*Task inputs*

----------------

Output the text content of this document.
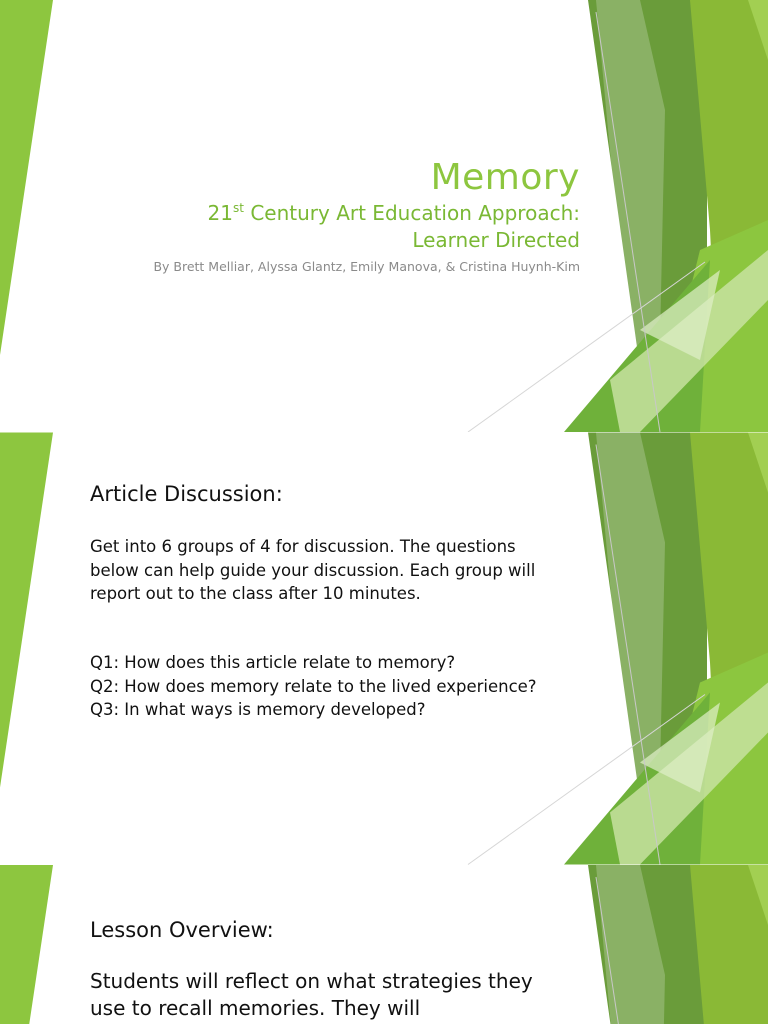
Memory

21st Century Art Education Approach:
Learner Directed

By Brett Melliar, Alyssa Glantz, Emily Manova, & Cristina Huynh-Kim

Article Discussion:

Get into 6 groups of 4 for discussion. The questions below can help guide your discussion. Each group will report out to the class after 10 minutes.

Q1: How does this article relate to memory?
Q2: How does memory relate to the lived experience?
Q3: In what ways is memory developed?
Lesson Overview:

Students will reflect on what strategies they use to recall memories. They will
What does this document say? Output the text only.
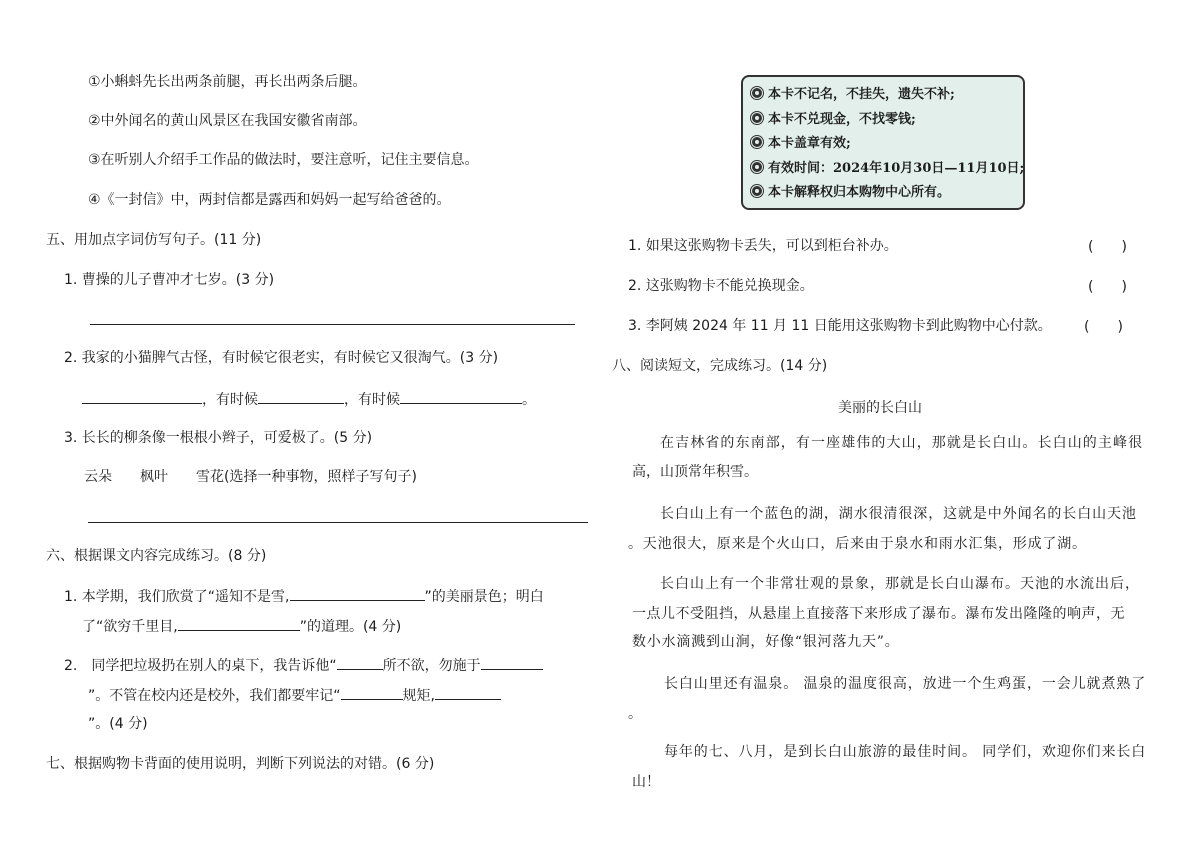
①小蝌蚪先长出两条前腿，再长出两条后腿。
②中外闻名的黄山风景区在我国安徽省南部。
③在听别人介绍手工作品的做法时，要注意听，记住主要信息。
④《一封信》中，两封信都是露西和妈妈一起写给爸爸的。
五、用加点字词仿写句子。(11 分)
1. 曹操的儿子曹冲才七岁。(3 分)
2. 我家的小猫脾气古怪，有时候它很老实，有时候它又很淘气。(3 分)
，有时候	，有时候	。
3. 长长的柳条像一根根小辫子，可爱极了。(5 分)
云朵　　枫叶　　雪花(选择一种事物，照样子写句子)
六、根据课文内容完成练习。(8 分)
1. 本学期，我们欣赏了“遥知不是雪,	”的美丽景色；明白
了“欲穷千里目,	”的道理。(4 分)
2.　同学把垃圾扔在别人的桌下，我告诉他“	所不欲，勿施于
”。不管在校内还是校外，我们都要牢记“	规矩,
”。(4 分)
七、根据购物卡背面的使用说明，判断下列说法的对错。(6 分)
本卡不记名，不挂失，遗失不补;
本卡不兑现金，不找零钱;
本卡盖章有效;
有效时间：2024年10月30日—11月10日;
本卡解释权归本购物中心所有。
1. 如果这张购物卡丢失，可以到柜台补办。	(　　)
2. 这张购物卡不能兑换现金。	(　　)
3. 李阿姨 2024 年 11 月 11 日能用这张购物卡到此购物中心付款。 (　　)
八、阅读短文，完成练习。(14 分)
美丽的长白山
在吉林省的东南部，有一座雄伟的大山，那就是长白山。长白山的主峰很
高，山顶常年积雪。
长白山上有一个蓝色的湖，湖水很清很深，这就是中外闻名的长白山天池
。天池很大，原来是个火山口，后来由于泉水和雨水汇集，形成了湖。
长白山上有一个非常壮观的景象，那就是长白山瀑布。天池的水流出后，
一点儿不受阻挡，从悬崖上直接落下来形成了瀑布。瀑布发出隆隆的响声，无
数小水滴溅到山涧，好像“银河落九天”。
长白山里还有温泉。 温泉的温度很高，放进一个生鸡蛋，一会儿就煮熟了
。
每年的七、八月，是到长白山旅游的最佳时间。 同学们，欢迎你们来长白
山！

----------------

Pictures are to be left out; all else in the entries above is to be quoted exactly.

*Full output*
Output the text content of this document.
Memory

21st Century Art Education Approach:
Learner Directed

By Brett Melliar, Alyssa Glantz, Emily Manova, & Cristina Huynh-Kim

Article Discussion:

Get into 6 groups of 4 for discussion. The questions below can help guide your discussion. Each group will report out to the class after 10 minutes.

Q1: How does this article relate to memory?
Q2: How does memory relate to the lived experience?
Q3: In what ways is memory developed?
Lesson Overview:

Students will reflect on what strategies they use to recall memories. They will
What does this document say? Output the text only.
①小蝌蚪先长出两条前腿，再长出两条后腿。
②中外闻名的黄山风景区在我国安徽省南部。
③在听别人介绍手工作品的做法时，要注意听，记住主要信息。
④《一封信》中，两封信都是露西和妈妈一起写给爸爸的。
五、用加点字词仿写句子。(11 分)
1. 曹操的儿子曹冲才七岁。(3 分)
2. 我家的小猫脾气古怪，有时候它很老实，有时候它又很淘气。(3 分)
，有时候	，有时候	。
3. 长长的柳条像一根根小辫子，可爱极了。(5 分)
云朵　　枫叶　　雪花(选择一种事物，照样子写句子)
六、根据课文内容完成练习。(8 分)
1. 本学期，我们欣赏了“遥知不是雪,	”的美丽景色；明白
了“欲穷千里目,	”的道理。(4 分)
2.　同学把垃圾扔在别人的桌下，我告诉他“	所不欲，勿施于
”。不管在校内还是校外，我们都要牢记“	规矩,
”。(4 分)
七、根据购物卡背面的使用说明，判断下列说法的对错。(6 分)
本卡不记名，不挂失，遗失不补;
本卡不兑现金，不找零钱;
本卡盖章有效;
有效时间：2024年10月30日—11月10日;
本卡解释权归本购物中心所有。
1. 如果这张购物卡丢失，可以到柜台补办。	(　　)
2. 这张购物卡不能兑换现金。	(　　)
3. 李阿姨 2024 年 11 月 11 日能用这张购物卡到此购物中心付款。 (　　)
八、阅读短文，完成练习。(14 分)
美丽的长白山
在吉林省的东南部，有一座雄伟的大山，那就是长白山。长白山的主峰很
高，山顶常年积雪。
长白山上有一个蓝色的湖，湖水很清很深，这就是中外闻名的长白山天池
。天池很大，原来是个火山口，后来由于泉水和雨水汇集，形成了湖。
长白山上有一个非常壮观的景象，那就是长白山瀑布。天池的水流出后，
一点儿不受阻挡，从悬崖上直接落下来形成了瀑布。瀑布发出隆隆的响声，无
数小水滴溅到山涧，好像“银河落九天”。
长白山里还有温泉。 温泉的温度很高，放进一个生鸡蛋，一会儿就煮熟了
。
每年的七、八月，是到长白山旅游的最佳时间。 同学们，欢迎你们来长白
山！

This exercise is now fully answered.